* Problem details *
Gather all lines containing the string "this" and copy them out.

━━ Records supplied

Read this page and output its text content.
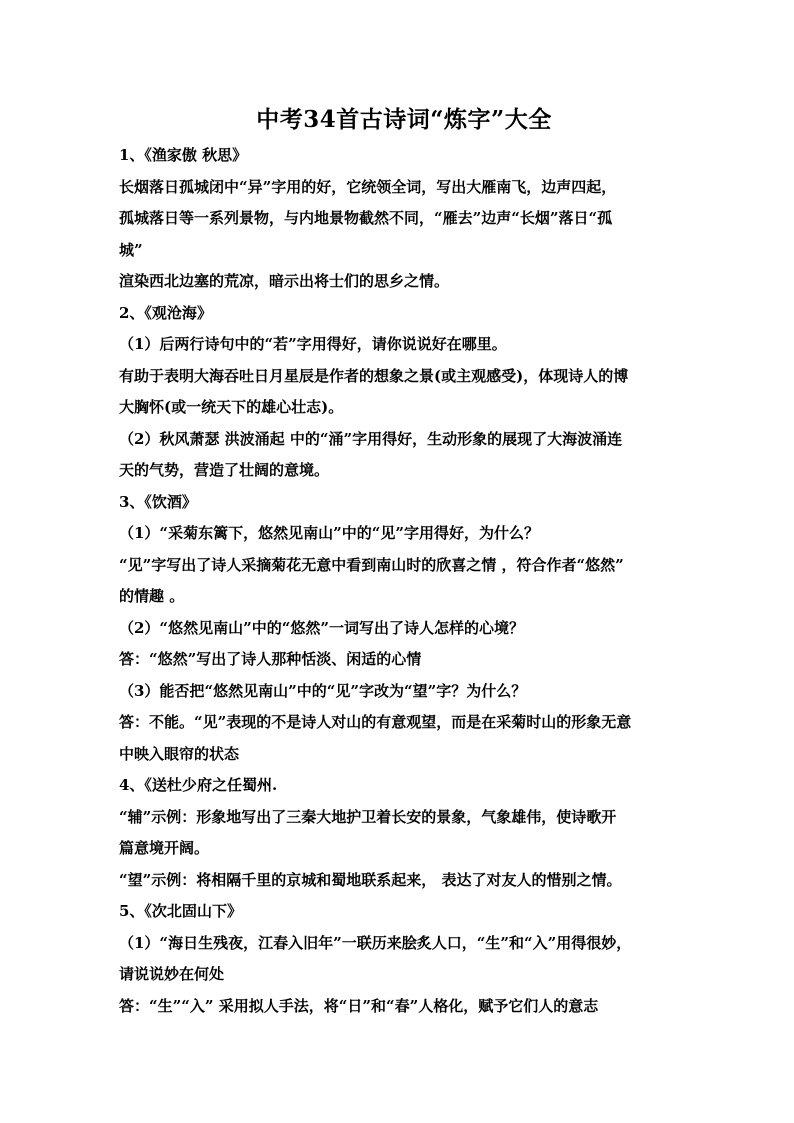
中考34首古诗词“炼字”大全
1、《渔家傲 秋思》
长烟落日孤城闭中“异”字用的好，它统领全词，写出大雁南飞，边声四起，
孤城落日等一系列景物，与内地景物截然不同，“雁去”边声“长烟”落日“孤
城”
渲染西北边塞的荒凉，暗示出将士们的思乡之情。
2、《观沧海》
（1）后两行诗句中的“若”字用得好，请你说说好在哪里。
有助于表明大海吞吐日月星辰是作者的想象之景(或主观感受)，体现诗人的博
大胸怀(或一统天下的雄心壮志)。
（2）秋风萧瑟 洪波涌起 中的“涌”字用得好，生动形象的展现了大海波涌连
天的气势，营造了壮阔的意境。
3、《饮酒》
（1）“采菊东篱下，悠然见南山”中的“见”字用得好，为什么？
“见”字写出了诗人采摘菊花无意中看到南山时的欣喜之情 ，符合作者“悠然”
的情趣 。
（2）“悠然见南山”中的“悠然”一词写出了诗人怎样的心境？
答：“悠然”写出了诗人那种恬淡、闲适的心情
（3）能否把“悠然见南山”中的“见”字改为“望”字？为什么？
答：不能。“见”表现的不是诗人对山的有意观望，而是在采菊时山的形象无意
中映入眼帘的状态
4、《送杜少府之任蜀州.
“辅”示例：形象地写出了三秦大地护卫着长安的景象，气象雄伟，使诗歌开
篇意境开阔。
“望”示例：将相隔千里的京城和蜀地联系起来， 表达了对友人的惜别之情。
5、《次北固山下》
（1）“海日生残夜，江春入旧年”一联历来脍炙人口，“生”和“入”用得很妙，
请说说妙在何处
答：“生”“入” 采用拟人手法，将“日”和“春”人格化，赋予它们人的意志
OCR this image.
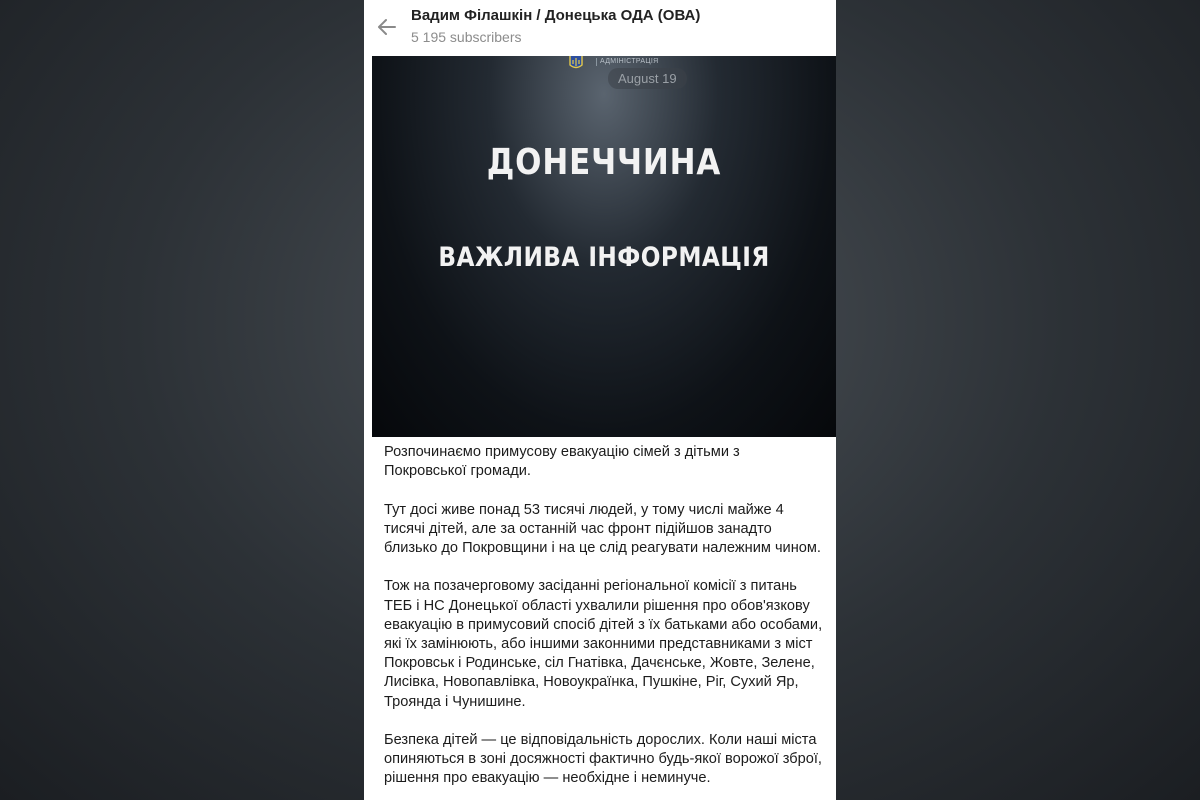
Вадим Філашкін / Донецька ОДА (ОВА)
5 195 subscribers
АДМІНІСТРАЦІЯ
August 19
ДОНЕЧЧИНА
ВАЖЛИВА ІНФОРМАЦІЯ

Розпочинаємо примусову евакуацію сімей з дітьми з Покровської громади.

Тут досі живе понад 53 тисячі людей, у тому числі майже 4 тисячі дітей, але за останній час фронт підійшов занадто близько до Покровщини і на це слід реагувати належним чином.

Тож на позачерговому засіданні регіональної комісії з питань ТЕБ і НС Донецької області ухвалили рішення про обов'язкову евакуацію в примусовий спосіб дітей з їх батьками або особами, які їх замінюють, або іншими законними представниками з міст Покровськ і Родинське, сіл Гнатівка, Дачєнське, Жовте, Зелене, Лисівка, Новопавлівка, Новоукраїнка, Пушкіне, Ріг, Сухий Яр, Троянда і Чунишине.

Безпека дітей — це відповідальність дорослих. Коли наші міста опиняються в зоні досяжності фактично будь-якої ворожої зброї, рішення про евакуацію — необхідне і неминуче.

━━━━

* The answer *
Read this page and output its text content.
OCR this image.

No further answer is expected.